::: Records for the task :::

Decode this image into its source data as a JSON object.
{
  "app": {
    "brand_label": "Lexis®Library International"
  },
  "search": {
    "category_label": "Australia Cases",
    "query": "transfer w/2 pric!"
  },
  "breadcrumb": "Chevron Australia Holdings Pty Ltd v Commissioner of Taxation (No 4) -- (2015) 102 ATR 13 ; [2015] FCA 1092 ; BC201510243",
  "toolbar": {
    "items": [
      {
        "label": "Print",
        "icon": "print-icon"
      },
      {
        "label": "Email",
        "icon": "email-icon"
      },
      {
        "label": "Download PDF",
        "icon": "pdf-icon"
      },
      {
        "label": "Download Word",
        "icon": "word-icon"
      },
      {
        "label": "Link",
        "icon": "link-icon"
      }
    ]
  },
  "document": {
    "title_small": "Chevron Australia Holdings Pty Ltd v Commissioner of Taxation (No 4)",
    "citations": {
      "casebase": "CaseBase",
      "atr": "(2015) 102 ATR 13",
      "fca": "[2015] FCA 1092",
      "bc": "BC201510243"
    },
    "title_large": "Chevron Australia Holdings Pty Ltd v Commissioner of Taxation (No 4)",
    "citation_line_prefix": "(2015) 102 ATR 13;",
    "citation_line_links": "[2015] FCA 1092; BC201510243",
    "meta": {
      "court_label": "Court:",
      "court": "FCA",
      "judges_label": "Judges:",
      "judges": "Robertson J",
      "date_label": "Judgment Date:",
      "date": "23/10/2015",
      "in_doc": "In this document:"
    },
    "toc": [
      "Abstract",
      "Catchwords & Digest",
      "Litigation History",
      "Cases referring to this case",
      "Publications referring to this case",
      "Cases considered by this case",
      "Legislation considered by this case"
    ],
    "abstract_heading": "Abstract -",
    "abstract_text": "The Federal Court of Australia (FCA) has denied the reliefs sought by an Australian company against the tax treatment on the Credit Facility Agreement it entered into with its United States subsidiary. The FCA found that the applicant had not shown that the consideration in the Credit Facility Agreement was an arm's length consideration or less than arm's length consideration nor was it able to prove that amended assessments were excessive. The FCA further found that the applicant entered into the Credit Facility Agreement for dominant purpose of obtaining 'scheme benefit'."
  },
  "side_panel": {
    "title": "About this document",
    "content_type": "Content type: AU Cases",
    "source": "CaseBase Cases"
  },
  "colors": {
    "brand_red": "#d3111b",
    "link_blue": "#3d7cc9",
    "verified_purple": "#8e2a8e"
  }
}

:::

Given instruction -
Every entry needs to be retyped exactly.

Correct output -
Decode this image into its source data as a JSON object.
{
  "app": {
    "brand_label": "Lexis®Library International"
  },
  "search": {
    "category_label": "Australia Cases",
    "query": "transfer w/2 pric!"
  },
  "breadcrumb": "Chevron Australia Holdings Pty Ltd v Commissioner of Taxation (No 4) -- (2015) 102 ATR 13 ; [2015] FCA 1092 ; BC201510243",
  "toolbar": {
    "items": [
      {
        "label": "Print",
        "icon": "print-icon"
      },
      {
        "label": "Email",
        "icon": "email-icon"
      },
      {
        "label": "Download PDF",
        "icon": "pdf-icon"
      },
      {
        "label": "Download Word",
        "icon": "word-icon"
      },
      {
        "label": "Link",
        "icon": "link-icon"
      }
    ]
  },
  "document": {
    "title_small": "Chevron Australia Holdings Pty Ltd v Commissioner of Taxation (No 4)",
    "citations": {
      "casebase": "CaseBase",
      "atr": "(2015) 102 ATR 13",
      "fca": "[2015] FCA 1092",
      "bc": "BC201510243"
    },
    "title_large": "Chevron Australia Holdings Pty Ltd v Commissioner of Taxation (No 4)",
    "citation_line_prefix": "(2015) 102 ATR 13;",
    "citation_line_links": "[2015] FCA 1092; BC201510243",
    "meta": {
      "court_label": "Court:",
      "court": "FCA",
      "judges_label": "Judges:",
      "judges": "Robertson J",
      "date_label": "Judgment Date:",
      "date": "23/10/2015",
      "in_doc": "In this document:"
    },
    "toc": [
      "Abstract",
      "Catchwords & Digest",
      "Litigation History",
      "Cases referring to this case",
      "Publications referring to this case",
      "Cases considered by this case",
      "Legislation considered by this case"
    ],
    "abstract_heading": "Abstract -",
    "abstract_text": "The Federal Court of Australia (FCA) has denied the reliefs sought by an Australian company against the tax treatment on the Credit Facility Agreement it entered into with its United States subsidiary. The FCA found that the applicant had not shown that the consideration in the Credit Facility Agreement was an arm's length consideration or less than arm's length consideration nor was it able to prove that amended assessments were excessive. The FCA further found that the applicant entered into the Credit Facility Agreement for dominant purpose of obtaining 'scheme benefit'."
  },
  "side_panel": {
    "title": "About this document",
    "content_type": "Content type: AU Cases",
    "source": "CaseBase Cases"
  },
  "colors": {
    "brand_red": "#d3111b",
    "link_blue": "#3d7cc9",
    "verified_purple": "#8e2a8e"
  }
}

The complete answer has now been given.